WHAT THE TASK REQUIRES: Repeat the whole listing below, word for word.

[Collected data]
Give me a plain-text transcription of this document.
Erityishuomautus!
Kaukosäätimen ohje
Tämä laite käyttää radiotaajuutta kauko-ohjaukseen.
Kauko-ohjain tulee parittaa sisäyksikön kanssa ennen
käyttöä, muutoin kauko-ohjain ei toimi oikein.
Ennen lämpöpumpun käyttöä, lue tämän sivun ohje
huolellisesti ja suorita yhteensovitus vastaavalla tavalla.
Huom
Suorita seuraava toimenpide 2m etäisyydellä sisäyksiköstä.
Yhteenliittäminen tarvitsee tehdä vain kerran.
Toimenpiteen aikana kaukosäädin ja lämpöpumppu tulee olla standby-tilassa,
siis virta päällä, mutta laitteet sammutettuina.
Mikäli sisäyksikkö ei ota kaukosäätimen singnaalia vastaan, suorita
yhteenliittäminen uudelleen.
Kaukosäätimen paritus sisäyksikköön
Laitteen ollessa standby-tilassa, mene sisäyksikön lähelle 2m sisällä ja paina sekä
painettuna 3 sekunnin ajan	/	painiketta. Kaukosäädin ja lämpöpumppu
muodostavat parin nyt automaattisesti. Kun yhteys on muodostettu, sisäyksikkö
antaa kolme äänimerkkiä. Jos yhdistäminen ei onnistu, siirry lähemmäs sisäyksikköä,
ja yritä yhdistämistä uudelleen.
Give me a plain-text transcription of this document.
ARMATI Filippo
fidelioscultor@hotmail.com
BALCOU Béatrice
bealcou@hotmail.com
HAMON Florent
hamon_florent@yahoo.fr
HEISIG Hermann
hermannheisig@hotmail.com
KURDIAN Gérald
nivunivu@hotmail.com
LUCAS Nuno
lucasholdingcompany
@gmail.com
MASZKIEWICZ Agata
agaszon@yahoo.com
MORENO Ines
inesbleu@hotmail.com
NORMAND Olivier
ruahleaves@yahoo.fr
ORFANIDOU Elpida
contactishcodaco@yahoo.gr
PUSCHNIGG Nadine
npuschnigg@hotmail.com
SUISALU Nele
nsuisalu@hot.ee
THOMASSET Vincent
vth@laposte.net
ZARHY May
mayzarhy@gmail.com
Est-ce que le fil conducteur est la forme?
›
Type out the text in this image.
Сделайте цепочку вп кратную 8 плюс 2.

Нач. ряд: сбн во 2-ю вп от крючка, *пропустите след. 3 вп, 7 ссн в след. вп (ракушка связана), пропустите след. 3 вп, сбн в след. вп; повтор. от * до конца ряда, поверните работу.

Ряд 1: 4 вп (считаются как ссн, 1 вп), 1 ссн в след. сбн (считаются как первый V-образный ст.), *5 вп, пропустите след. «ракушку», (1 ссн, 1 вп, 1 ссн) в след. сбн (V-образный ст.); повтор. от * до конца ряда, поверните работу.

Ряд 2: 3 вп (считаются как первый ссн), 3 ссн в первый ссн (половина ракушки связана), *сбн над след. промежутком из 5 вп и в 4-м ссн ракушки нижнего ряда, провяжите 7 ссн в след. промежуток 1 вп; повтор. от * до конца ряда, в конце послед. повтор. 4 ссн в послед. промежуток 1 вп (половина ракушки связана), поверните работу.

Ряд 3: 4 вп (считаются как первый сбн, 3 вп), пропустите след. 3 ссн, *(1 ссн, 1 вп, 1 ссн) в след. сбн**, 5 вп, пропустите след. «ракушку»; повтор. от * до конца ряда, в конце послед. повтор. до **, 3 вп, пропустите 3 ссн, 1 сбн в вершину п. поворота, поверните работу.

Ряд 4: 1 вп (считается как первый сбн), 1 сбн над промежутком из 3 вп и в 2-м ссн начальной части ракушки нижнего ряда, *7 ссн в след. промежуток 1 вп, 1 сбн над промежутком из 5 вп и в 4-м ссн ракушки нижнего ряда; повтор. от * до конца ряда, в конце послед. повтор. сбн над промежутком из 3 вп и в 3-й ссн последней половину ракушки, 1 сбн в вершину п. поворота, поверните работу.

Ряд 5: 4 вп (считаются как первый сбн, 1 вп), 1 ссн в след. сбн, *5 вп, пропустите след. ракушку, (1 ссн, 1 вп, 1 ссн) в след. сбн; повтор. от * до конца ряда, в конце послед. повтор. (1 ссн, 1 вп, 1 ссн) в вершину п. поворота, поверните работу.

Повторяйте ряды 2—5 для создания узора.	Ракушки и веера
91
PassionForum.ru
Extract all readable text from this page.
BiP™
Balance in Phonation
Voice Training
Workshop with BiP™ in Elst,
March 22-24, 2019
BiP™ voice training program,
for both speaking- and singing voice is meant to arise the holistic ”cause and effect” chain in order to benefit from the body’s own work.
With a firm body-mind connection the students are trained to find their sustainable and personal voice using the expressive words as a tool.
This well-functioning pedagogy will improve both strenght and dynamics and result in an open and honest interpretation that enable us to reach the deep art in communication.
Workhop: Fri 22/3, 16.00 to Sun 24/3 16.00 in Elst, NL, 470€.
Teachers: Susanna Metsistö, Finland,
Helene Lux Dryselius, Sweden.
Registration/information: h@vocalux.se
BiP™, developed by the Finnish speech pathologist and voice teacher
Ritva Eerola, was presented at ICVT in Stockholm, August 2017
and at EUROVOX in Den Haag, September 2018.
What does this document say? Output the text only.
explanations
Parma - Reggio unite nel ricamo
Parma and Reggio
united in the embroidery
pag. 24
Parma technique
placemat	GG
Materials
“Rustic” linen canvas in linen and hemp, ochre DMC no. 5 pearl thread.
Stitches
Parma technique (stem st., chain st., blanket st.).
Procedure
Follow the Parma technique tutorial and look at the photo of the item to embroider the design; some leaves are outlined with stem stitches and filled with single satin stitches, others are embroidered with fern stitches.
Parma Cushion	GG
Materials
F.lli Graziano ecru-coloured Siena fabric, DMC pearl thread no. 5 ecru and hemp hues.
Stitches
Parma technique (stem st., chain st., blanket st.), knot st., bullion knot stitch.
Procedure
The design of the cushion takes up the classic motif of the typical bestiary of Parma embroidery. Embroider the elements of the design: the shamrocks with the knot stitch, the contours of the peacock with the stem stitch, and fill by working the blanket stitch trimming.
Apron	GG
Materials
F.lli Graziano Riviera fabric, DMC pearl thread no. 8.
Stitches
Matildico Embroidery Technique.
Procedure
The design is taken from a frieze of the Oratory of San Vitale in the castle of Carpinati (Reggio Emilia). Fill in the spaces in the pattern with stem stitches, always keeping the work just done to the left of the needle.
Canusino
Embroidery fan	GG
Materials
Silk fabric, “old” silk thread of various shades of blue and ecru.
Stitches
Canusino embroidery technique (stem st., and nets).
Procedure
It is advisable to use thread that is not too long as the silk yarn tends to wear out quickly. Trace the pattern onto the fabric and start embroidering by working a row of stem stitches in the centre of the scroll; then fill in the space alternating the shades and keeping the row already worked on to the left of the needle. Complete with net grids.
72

TASK RESULT:
Give me a plain-text transcription of this document.
Erityishuomautus!
Kaukosäätimen ohje
Tämä laite käyttää radiotaajuutta kauko-ohjaukseen.
Kauko-ohjain tulee parittaa sisäyksikön kanssa ennen
käyttöä, muutoin kauko-ohjain ei toimi oikein.
Ennen lämpöpumpun käyttöä, lue tämän sivun ohje
huolellisesti ja suorita yhteensovitus vastaavalla tavalla.
Huom
Suorita seuraava toimenpide 2m etäisyydellä sisäyksiköstä.
Yhteenliittäminen tarvitsee tehdä vain kerran.
Toimenpiteen aikana kaukosäädin ja lämpöpumppu tulee olla standby-tilassa,
siis virta päällä, mutta laitteet sammutettuina.
Mikäli sisäyksikkö ei ota kaukosäätimen singnaalia vastaan, suorita
yhteenliittäminen uudelleen.
Kaukosäätimen paritus sisäyksikköön
Laitteen ollessa standby-tilassa, mene sisäyksikön lähelle 2m sisällä ja paina sekä
painettuna 3 sekunnin ajan	/	painiketta. Kaukosäädin ja lämpöpumppu
muodostavat parin nyt automaattisesti. Kun yhteys on muodostettu, sisäyksikkö
antaa kolme äänimerkkiä. Jos yhdistäminen ei onnistu, siirry lähemmäs sisäyksikköä,
ja yritä yhdistämistä uudelleen.
Give me a plain-text transcription of this document.
ARMATI Filippo
fidelioscultor@hotmail.com
BALCOU Béatrice
bealcou@hotmail.com
HAMON Florent
hamon_florent@yahoo.fr
HEISIG Hermann
hermannheisig@hotmail.com
KURDIAN Gérald
nivunivu@hotmail.com
LUCAS Nuno
lucasholdingcompany
@gmail.com
MASZKIEWICZ Agata
agaszon@yahoo.com
MORENO Ines
inesbleu@hotmail.com
NORMAND Olivier
ruahleaves@yahoo.fr
ORFANIDOU Elpida
contactishcodaco@yahoo.gr
PUSCHNIGG Nadine
npuschnigg@hotmail.com
SUISALU Nele
nsuisalu@hot.ee
THOMASSET Vincent
vth@laposte.net
ZARHY May
mayzarhy@gmail.com
Est-ce que le fil conducteur est la forme?
›
Type out the text in this image.
Сделайте цепочку вп кратную 8 плюс 2.

Нач. ряд: сбн во 2-ю вп от крючка, *пропустите след. 3 вп, 7 ссн в след. вп (ракушка связана), пропустите след. 3 вп, сбн в след. вп; повтор. от * до конца ряда, поверните работу.

Ряд 1: 4 вп (считаются как ссн, 1 вп), 1 ссн в след. сбн (считаются как первый V-образный ст.), *5 вп, пропустите след. «ракушку», (1 ссн, 1 вп, 1 ссн) в след. сбн (V-образный ст.); повтор. от * до конца ряда, поверните работу.

Ряд 2: 3 вп (считаются как первый ссн), 3 ссн в первый ссн (половина ракушки связана), *сбн над след. промежутком из 5 вп и в 4-м ссн ракушки нижнего ряда, провяжите 7 ссн в след. промежуток 1 вп; повтор. от * до конца ряда, в конце послед. повтор. 4 ссн в послед. промежуток 1 вп (половина ракушки связана), поверните работу.

Ряд 3: 4 вп (считаются как первый сбн, 3 вп), пропустите след. 3 ссн, *(1 ссн, 1 вп, 1 ссн) в след. сбн**, 5 вп, пропустите след. «ракушку»; повтор. от * до конца ряда, в конце послед. повтор. до **, 3 вп, пропустите 3 ссн, 1 сбн в вершину п. поворота, поверните работу.

Ряд 4: 1 вп (считается как первый сбн), 1 сбн над промежутком из 3 вп и в 2-м ссн начальной части ракушки нижнего ряда, *7 ссн в след. промежуток 1 вп, 1 сбн над промежутком из 5 вп и в 4-м ссн ракушки нижнего ряда; повтор. от * до конца ряда, в конце послед. повтор. сбн над промежутком из 3 вп и в 3-й ссн последней половину ракушки, 1 сбн в вершину п. поворота, поверните работу.

Ряд 5: 4 вп (считаются как первый сбн, 1 вп), 1 ссн в след. сбн, *5 вп, пропустите след. ракушку, (1 ссн, 1 вп, 1 ссн) в след. сбн; повтор. от * до конца ряда, в конце послед. повтор. (1 ссн, 1 вп, 1 ссн) в вершину п. поворота, поверните работу.

Повторяйте ряды 2—5 для создания узора.	Ракушки и веера
91
PassionForum.ru
Extract all readable text from this page.
BiP™
Balance in Phonation
Voice Training
Workshop with BiP™ in Elst,
March 22-24, 2019
BiP™ voice training program,
for both speaking- and singing voice is meant to arise the holistic ”cause and effect” chain in order to benefit from the body’s own work.
With a firm body-mind connection the students are trained to find their sustainable and personal voice using the expressive words as a tool.
This well-functioning pedagogy will improve both strenght and dynamics and result in an open and honest interpretation that enable us to reach the deep art in communication.
Workhop: Fri 22/3, 16.00 to Sun 24/3 16.00 in Elst, NL, 470€.
Teachers: Susanna Metsistö, Finland,
Helene Lux Dryselius, Sweden.
Registration/information: h@vocalux.se
BiP™, developed by the Finnish speech pathologist and voice teacher
Ritva Eerola, was presented at ICVT in Stockholm, August 2017
and at EUROVOX in Den Haag, September 2018.
What does this document say? Output the text only.
explanations
Parma - Reggio unite nel ricamo
Parma and Reggio
united in the embroidery
pag. 24
Parma technique
placemat	GG
Materials
“Rustic” linen canvas in linen and hemp, ochre DMC no. 5 pearl thread.
Stitches
Parma technique (stem st., chain st., blanket st.).
Procedure
Follow the Parma technique tutorial and look at the photo of the item to embroider the design; some leaves are outlined with stem stitches and filled with single satin stitches, others are embroidered with fern stitches.
Parma Cushion	GG
Materials
F.lli Graziano ecru-coloured Siena fabric, DMC pearl thread no. 5 ecru and hemp hues.
Stitches
Parma technique (stem st., chain st., blanket st.), knot st., bullion knot stitch.
Procedure
The design of the cushion takes up the classic motif of the typical bestiary of Parma embroidery. Embroider the elements of the design: the shamrocks with the knot stitch, the contours of the peacock with the stem stitch, and fill by working the blanket stitch trimming.
Apron	GG
Materials
F.lli Graziano Riviera fabric, DMC pearl thread no. 8.
Stitches
Matildico Embroidery Technique.
Procedure
The design is taken from a frieze of the Oratory of San Vitale in the castle of Carpinati (Reggio Emilia). Fill in the spaces in the pattern with stem stitches, always keeping the work just done to the left of the needle.
Canusino
Embroidery fan	GG
Materials
Silk fabric, “old” silk thread of various shades of blue and ecru.
Stitches
Canusino embroidery technique (stem st., and nets).
Procedure
It is advisable to use thread that is not too long as the silk yarn tends to wear out quickly. Trace the pattern onto the fabric and start embroidering by working a row of stem stitches in the centre of the scroll; then fill in the space alternating the shades and keeping the row already worked on to the left of the needle. Complete with net grids.
72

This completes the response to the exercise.